-- start of AVAILABLE RECORDS --

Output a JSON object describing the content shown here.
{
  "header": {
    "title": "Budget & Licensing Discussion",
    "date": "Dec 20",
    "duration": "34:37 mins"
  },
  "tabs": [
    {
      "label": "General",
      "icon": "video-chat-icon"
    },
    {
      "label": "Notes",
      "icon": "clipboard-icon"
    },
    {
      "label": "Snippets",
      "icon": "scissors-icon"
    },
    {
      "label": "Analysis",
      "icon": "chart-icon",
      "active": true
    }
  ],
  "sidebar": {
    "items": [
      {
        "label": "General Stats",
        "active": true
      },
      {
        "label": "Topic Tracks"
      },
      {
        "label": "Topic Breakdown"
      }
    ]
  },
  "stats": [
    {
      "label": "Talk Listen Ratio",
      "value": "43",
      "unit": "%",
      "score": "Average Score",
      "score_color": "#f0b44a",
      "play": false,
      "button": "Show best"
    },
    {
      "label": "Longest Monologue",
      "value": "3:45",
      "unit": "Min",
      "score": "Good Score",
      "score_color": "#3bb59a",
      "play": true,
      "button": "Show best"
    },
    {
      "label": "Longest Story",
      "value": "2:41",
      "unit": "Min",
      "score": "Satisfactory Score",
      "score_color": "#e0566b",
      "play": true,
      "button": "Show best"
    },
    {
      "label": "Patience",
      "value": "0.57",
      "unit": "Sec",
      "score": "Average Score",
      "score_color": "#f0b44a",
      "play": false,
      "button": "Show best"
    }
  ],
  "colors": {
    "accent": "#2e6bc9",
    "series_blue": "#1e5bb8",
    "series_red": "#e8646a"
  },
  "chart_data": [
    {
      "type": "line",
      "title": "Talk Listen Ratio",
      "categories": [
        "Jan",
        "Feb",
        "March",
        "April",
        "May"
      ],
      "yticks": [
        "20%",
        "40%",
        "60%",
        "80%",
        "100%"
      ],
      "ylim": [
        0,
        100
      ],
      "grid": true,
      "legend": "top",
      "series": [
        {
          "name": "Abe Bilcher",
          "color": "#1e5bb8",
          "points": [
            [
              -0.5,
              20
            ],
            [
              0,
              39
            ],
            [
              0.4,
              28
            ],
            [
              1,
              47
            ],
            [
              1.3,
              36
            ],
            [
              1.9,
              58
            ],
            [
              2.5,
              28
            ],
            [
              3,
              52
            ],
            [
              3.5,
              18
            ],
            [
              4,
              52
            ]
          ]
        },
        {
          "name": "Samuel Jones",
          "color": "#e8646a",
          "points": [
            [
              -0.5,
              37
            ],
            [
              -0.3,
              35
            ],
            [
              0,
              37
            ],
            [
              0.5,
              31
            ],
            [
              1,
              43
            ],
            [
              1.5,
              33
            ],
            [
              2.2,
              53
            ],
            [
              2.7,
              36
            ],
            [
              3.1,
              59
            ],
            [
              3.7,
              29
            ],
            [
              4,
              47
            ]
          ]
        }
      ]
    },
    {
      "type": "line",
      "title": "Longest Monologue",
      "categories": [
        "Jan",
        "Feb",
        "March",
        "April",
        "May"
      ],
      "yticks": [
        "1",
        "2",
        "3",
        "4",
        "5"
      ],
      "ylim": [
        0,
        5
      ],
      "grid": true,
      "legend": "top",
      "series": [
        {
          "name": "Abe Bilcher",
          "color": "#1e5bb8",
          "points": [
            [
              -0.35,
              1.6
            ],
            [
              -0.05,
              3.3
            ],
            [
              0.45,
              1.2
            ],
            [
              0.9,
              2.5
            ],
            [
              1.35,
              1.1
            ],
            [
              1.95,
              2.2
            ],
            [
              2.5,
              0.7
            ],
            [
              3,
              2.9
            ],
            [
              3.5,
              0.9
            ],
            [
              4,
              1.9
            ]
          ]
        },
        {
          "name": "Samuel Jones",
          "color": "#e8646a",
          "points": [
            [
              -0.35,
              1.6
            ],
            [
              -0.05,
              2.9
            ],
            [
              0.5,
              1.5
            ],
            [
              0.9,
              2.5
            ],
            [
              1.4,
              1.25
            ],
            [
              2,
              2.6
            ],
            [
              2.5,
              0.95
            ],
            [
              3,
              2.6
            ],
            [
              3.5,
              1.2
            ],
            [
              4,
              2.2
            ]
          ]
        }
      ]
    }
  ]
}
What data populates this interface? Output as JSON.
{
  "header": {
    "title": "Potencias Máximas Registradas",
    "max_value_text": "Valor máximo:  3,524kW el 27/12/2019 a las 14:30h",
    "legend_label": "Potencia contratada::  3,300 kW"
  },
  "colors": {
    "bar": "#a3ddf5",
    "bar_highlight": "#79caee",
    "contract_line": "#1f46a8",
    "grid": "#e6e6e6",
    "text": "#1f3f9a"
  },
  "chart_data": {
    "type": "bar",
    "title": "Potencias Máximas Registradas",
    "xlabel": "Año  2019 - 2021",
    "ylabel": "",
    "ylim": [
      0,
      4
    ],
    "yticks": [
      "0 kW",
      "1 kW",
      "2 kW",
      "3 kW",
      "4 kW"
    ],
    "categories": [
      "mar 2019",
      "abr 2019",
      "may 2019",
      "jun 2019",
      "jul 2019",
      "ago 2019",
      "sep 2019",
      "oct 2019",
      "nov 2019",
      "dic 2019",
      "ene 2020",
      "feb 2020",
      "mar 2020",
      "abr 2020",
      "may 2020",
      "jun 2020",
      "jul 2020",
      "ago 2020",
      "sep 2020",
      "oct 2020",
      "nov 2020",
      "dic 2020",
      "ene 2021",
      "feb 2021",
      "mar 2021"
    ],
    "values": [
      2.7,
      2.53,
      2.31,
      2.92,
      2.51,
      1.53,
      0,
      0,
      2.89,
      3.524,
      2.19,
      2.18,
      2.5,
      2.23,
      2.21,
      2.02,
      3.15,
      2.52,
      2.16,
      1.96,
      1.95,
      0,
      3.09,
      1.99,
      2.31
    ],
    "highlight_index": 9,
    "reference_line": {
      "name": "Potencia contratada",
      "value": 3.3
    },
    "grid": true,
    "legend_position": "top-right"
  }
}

-- end of AVAILABLE RECORDS --

TO BE DONE —
Set down, word for word, every line from the line that holds "What data populates" to the end of the entries above, including both ends.

CORRECT OUTPUT —
What data populates this interface? Output as JSON.
{
  "header": {
    "title": "Potencias Máximas Registradas",
    "max_value_text": "Valor máximo:  3,524kW el 27/12/2019 a las 14:30h",
    "legend_label": "Potencia contratada::  3,300 kW"
  },
  "colors": {
    "bar": "#a3ddf5",
    "bar_highlight": "#79caee",
    "contract_line": "#1f46a8",
    "grid": "#e6e6e6",
    "text": "#1f3f9a"
  },
  "chart_data": {
    "type": "bar",
    "title": "Potencias Máximas Registradas",
    "xlabel": "Año  2019 - 2021",
    "ylabel": "",
    "ylim": [
      0,
      4
    ],
    "yticks": [
      "0 kW",
      "1 kW",
      "2 kW",
      "3 kW",
      "4 kW"
    ],
    "categories": [
      "mar 2019",
      "abr 2019",
      "may 2019",
      "jun 2019",
      "jul 2019",
      "ago 2019",
      "sep 2019",
      "oct 2019",
      "nov 2019",
      "dic 2019",
      "ene 2020",
      "feb 2020",
      "mar 2020",
      "abr 2020",
      "may 2020",
      "jun 2020",
      "jul 2020",
      "ago 2020",
      "sep 2020",
      "oct 2020",
      "nov 2020",
      "dic 2020",
      "ene 2021",
      "feb 2021",
      "mar 2021"
    ],
    "values": [
      2.7,
      2.53,
      2.31,
      2.92,
      2.51,
      1.53,
      0,
      0,
      2.89,
      3.524,
      2.19,
      2.18,
      2.5,
      2.23,
      2.21,
      2.02,
      3.15,
      2.52,
      2.16,
      1.96,
      1.95,
      0,
      3.09,
      1.99,
      2.31
    ],
    "highlight_index": 9,
    "reference_line": {
      "name": "Potencia contratada",
      "value": 3.3
    },
    "grid": true,
    "legend_position": "top-right"
  }
}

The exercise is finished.